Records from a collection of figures

========

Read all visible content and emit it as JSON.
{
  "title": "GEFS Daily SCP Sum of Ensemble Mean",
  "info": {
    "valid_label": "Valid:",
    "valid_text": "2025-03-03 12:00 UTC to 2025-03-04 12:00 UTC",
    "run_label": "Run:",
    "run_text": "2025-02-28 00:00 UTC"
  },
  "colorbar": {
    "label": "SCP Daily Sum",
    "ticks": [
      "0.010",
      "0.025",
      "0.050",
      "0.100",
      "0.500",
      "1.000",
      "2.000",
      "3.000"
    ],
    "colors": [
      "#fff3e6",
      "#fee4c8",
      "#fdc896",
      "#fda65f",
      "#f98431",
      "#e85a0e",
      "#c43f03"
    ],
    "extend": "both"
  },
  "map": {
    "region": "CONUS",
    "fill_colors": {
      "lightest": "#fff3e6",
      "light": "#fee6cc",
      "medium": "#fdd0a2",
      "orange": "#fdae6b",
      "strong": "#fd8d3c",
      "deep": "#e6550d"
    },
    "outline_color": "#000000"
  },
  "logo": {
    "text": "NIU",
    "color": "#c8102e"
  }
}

========

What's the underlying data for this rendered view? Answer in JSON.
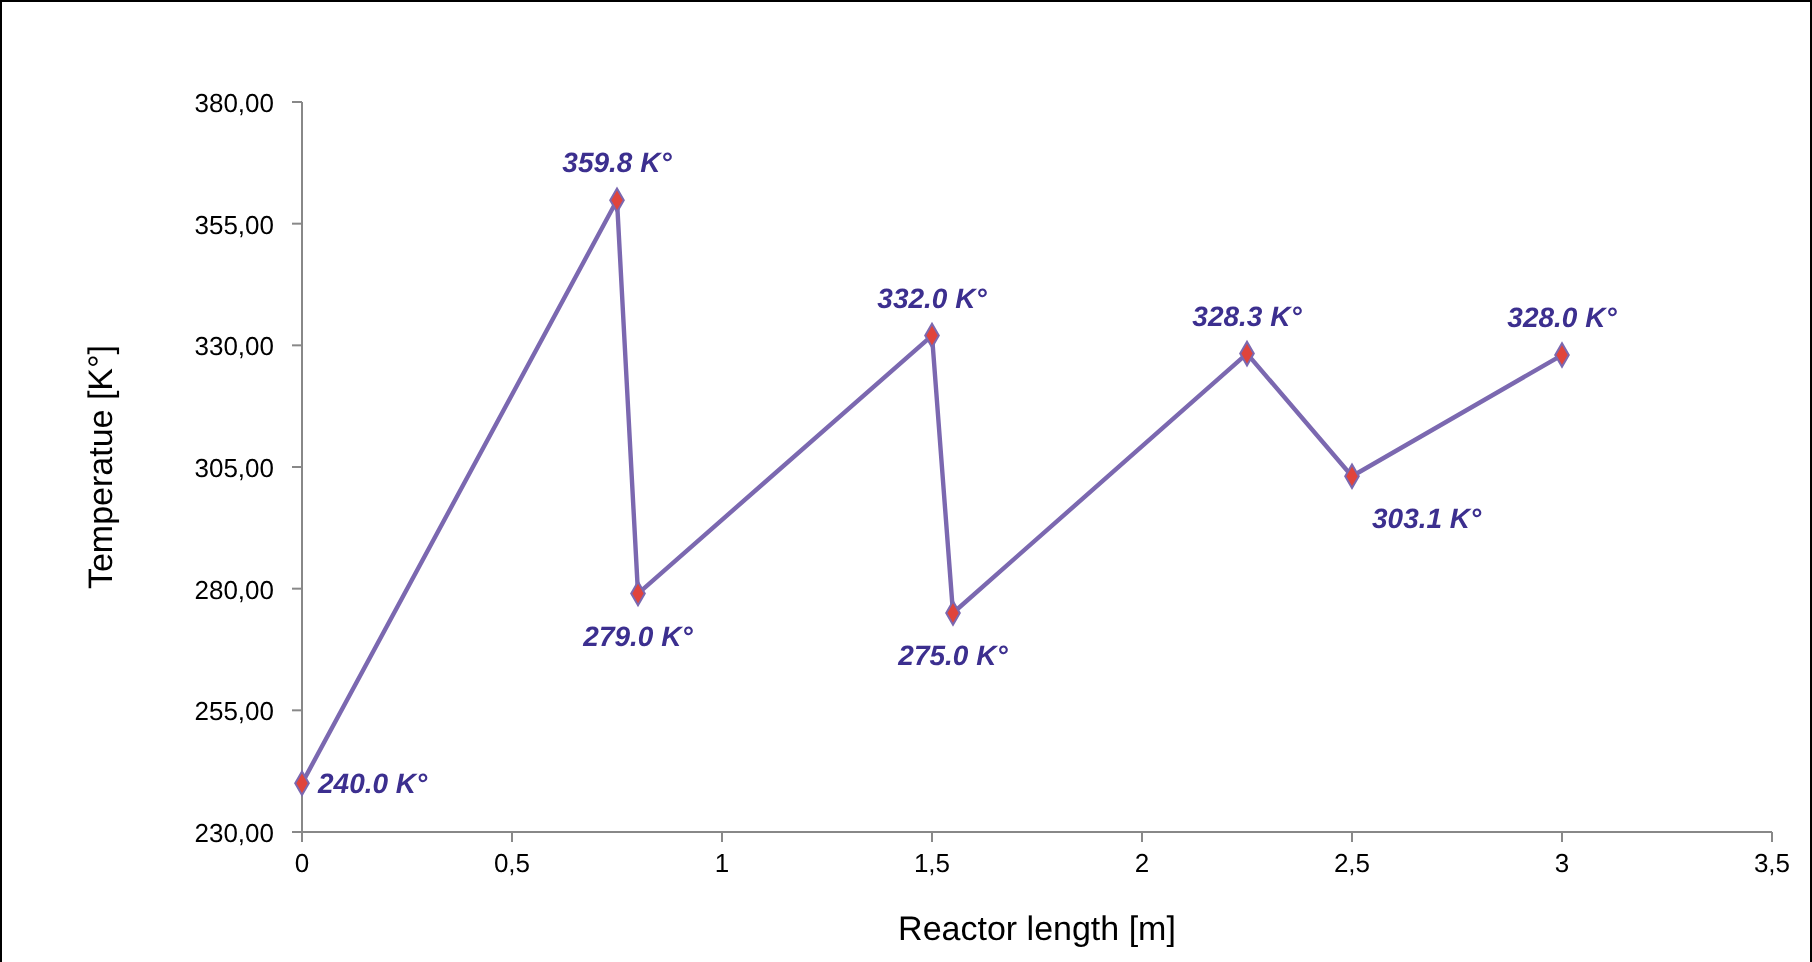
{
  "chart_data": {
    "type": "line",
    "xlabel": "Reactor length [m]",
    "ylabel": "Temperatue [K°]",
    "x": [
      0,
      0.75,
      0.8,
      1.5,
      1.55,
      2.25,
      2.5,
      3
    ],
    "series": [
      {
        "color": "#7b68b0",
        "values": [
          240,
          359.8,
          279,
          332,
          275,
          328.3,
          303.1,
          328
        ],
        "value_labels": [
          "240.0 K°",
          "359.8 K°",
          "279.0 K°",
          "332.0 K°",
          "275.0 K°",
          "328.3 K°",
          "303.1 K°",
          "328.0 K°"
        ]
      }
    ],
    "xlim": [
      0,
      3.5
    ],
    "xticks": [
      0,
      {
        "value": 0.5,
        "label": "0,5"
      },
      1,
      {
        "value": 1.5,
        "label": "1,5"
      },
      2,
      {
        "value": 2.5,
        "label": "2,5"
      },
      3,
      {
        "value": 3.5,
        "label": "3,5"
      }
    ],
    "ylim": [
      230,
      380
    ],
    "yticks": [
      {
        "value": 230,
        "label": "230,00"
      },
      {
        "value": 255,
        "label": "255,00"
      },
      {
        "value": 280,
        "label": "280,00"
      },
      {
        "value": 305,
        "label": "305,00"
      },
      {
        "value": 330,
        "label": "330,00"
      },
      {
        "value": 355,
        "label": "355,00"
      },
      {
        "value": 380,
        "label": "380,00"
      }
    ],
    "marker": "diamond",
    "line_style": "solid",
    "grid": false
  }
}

========

Written task → Identify the lines of the entries containing the string "JSON". Copy each such line.

Completed task →
Read all visible content and emit it as JSON.
What's the underlying data for this rendered view? Answer in JSON.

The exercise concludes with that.